Task description:
All of the material below is to be repeated exactly.

Material:
========================================================================

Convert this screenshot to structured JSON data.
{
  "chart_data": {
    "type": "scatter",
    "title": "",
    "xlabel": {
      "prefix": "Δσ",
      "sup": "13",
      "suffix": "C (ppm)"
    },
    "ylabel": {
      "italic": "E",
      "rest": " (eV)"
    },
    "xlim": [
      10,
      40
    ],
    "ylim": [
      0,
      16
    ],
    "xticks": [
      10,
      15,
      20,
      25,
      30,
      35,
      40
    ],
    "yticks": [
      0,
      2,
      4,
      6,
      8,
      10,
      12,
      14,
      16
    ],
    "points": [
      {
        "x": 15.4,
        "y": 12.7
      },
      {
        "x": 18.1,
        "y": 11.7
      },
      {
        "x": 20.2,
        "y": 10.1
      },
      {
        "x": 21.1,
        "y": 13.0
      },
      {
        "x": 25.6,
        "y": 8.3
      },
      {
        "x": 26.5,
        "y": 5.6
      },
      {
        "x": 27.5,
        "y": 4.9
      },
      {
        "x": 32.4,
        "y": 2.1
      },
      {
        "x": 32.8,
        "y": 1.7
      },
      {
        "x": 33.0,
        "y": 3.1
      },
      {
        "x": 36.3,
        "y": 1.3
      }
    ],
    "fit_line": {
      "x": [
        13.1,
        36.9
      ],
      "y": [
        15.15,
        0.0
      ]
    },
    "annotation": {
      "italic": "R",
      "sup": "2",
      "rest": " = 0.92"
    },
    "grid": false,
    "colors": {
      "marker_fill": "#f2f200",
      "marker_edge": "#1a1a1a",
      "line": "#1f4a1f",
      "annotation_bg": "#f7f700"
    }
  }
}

========================================================================

Problem solution:
Convert this screenshot to structured JSON data.
{
  "chart_data": {
    "type": "scatter",
    "title": "",
    "xlabel": {
      "prefix": "Δσ",
      "sup": "13",
      "suffix": "C (ppm)"
    },
    "ylabel": {
      "italic": "E",
      "rest": " (eV)"
    },
    "xlim": [
      10,
      40
    ],
    "ylim": [
      0,
      16
    ],
    "xticks": [
      10,
      15,
      20,
      25,
      30,
      35,
      40
    ],
    "yticks": [
      0,
      2,
      4,
      6,
      8,
      10,
      12,
      14,
      16
    ],
    "points": [
      {
        "x": 15.4,
        "y": 12.7
      },
      {
        "x": 18.1,
        "y": 11.7
      },
      {
        "x": 20.2,
        "y": 10.1
      },
      {
        "x": 21.1,
        "y": 13.0
      },
      {
        "x": 25.6,
        "y": 8.3
      },
      {
        "x": 26.5,
        "y": 5.6
      },
      {
        "x": 27.5,
        "y": 4.9
      },
      {
        "x": 32.4,
        "y": 2.1
      },
      {
        "x": 32.8,
        "y": 1.7
      },
      {
        "x": 33.0,
        "y": 3.1
      },
      {
        "x": 36.3,
        "y": 1.3
      }
    ],
    "fit_line": {
      "x": [
        13.1,
        36.9
      ],
      "y": [
        15.15,
        0.0
      ]
    },
    "annotation": {
      "italic": "R",
      "sup": "2",
      "rest": " = 0.92"
    },
    "grid": false,
    "colors": {
      "marker_fill": "#f2f200",
      "marker_edge": "#1a1a1a",
      "line": "#1f4a1f",
      "annotation_bg": "#f7f700"
    }
  }
}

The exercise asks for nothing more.